> [Instructions to follow]:
Reproduce the records below in full and exactly, without their images.

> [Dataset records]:
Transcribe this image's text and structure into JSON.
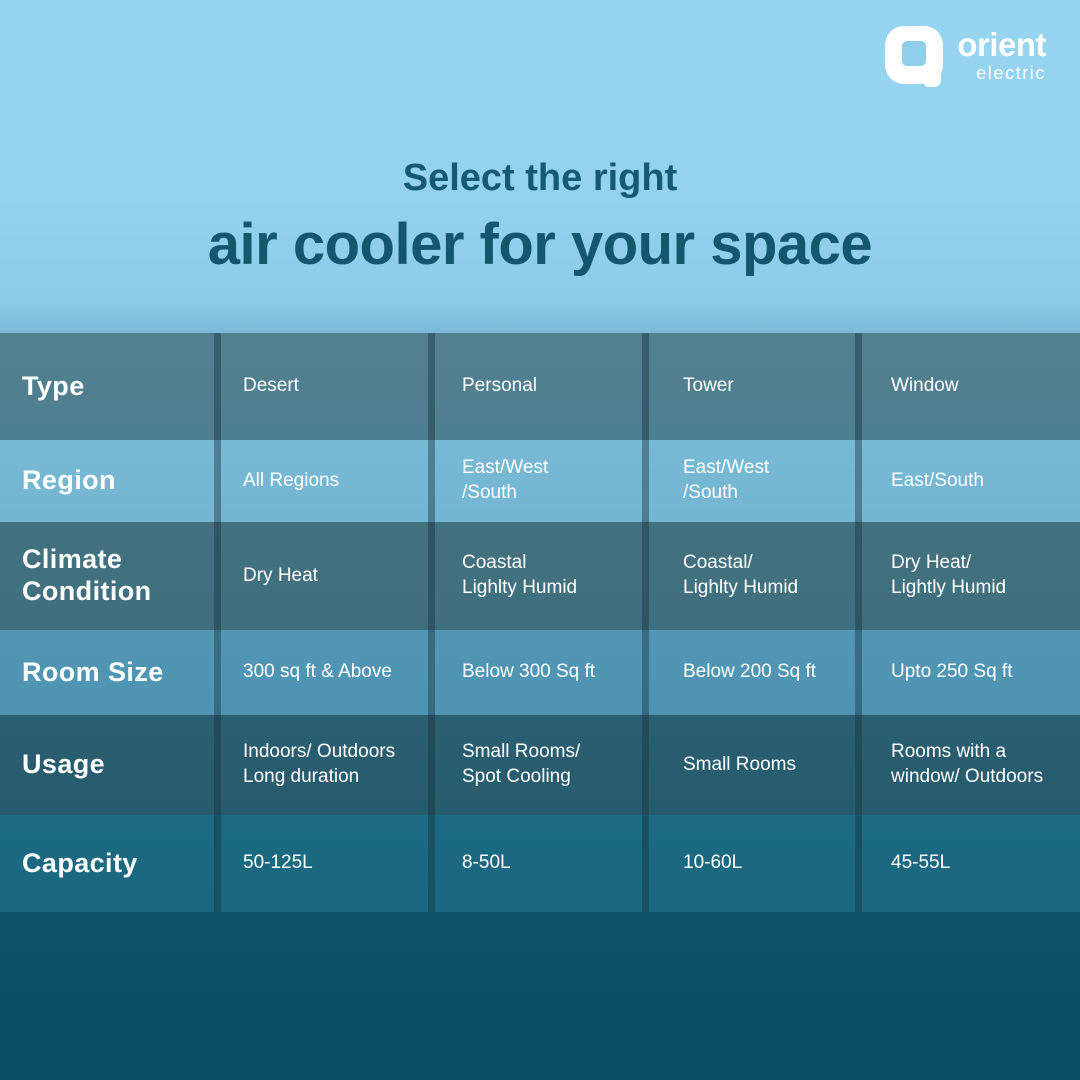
{
  "brand": {
    "logo_icon": "orient-logo-mark",
    "name_primary": "orient",
    "name_secondary": "electric"
  },
  "heading": {
    "line1": "Select the right",
    "line2": "air cooler for your space"
  },
  "colors": {
    "heading": "#14566d",
    "page_top": "#96d4ef",
    "page_bottom": "#0a4f66",
    "row_dark": "#4e7f90",
    "row_light": "#74b6d2",
    "divider": "#17303c",
    "text": "#ffffff"
  },
  "chart_data": {
    "type": "table",
    "title": "Select the right air cooler for your space",
    "columns": [
      "Type",
      "Desert",
      "Personal",
      "Tower",
      "Window"
    ],
    "rows": [
      {
        "label": "Type",
        "values": [
          "Desert",
          "Personal",
          "Tower",
          "Window"
        ]
      },
      {
        "label": "Region",
        "values": [
          "All Regions",
          "East/West\n/South",
          "East/West\n/South",
          "East/South"
        ]
      },
      {
        "label": "Climate\nCondition",
        "values": [
          "Dry Heat",
          "Coastal\nLighlty Humid",
          "Coastal/\nLighlty Humid",
          "Dry Heat/\nLightly Humid"
        ]
      },
      {
        "label": "Room Size",
        "values": [
          "300 sq ft & Above",
          "Below 300 Sq ft",
          "Below 200 Sq ft",
          "Upto 250 Sq ft"
        ]
      },
      {
        "label": "Usage",
        "values": [
          "Indoors/ Outdoors\nLong duration",
          "Small Rooms/\nSpot Cooling",
          "Small Rooms",
          "Rooms with a\nwindow/ Outdoors"
        ]
      },
      {
        "label": "Capacity",
        "values": [
          "50-125L",
          "8-50L",
          "10-60L",
          "45-55L"
        ]
      }
    ]
  }
}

> [Result for this task]:
Transcribe this image's text and structure into JSON.
{
  "brand": {
    "logo_icon": "orient-logo-mark",
    "name_primary": "orient",
    "name_secondary": "electric"
  },
  "heading": {
    "line1": "Select the right",
    "line2": "air cooler for your space"
  },
  "colors": {
    "heading": "#14566d",
    "page_top": "#96d4ef",
    "page_bottom": "#0a4f66",
    "row_dark": "#4e7f90",
    "row_light": "#74b6d2",
    "divider": "#17303c",
    "text": "#ffffff"
  },
  "chart_data": {
    "type": "table",
    "title": "Select the right air cooler for your space",
    "columns": [
      "Type",
      "Desert",
      "Personal",
      "Tower",
      "Window"
    ],
    "rows": [
      {
        "label": "Type",
        "values": [
          "Desert",
          "Personal",
          "Tower",
          "Window"
        ]
      },
      {
        "label": "Region",
        "values": [
          "All Regions",
          "East/West\n/South",
          "East/West\n/South",
          "East/South"
        ]
      },
      {
        "label": "Climate\nCondition",
        "values": [
          "Dry Heat",
          "Coastal\nLighlty Humid",
          "Coastal/\nLighlty Humid",
          "Dry Heat/\nLightly Humid"
        ]
      },
      {
        "label": "Room Size",
        "values": [
          "300 sq ft & Above",
          "Below 300 Sq ft",
          "Below 200 Sq ft",
          "Upto 250 Sq ft"
        ]
      },
      {
        "label": "Usage",
        "values": [
          "Indoors/ Outdoors\nLong duration",
          "Small Rooms/\nSpot Cooling",
          "Small Rooms",
          "Rooms with a\nwindow/ Outdoors"
        ]
      },
      {
        "label": "Capacity",
        "values": [
          "50-125L",
          "8-50L",
          "10-60L",
          "45-55L"
        ]
      }
    ]
  }
}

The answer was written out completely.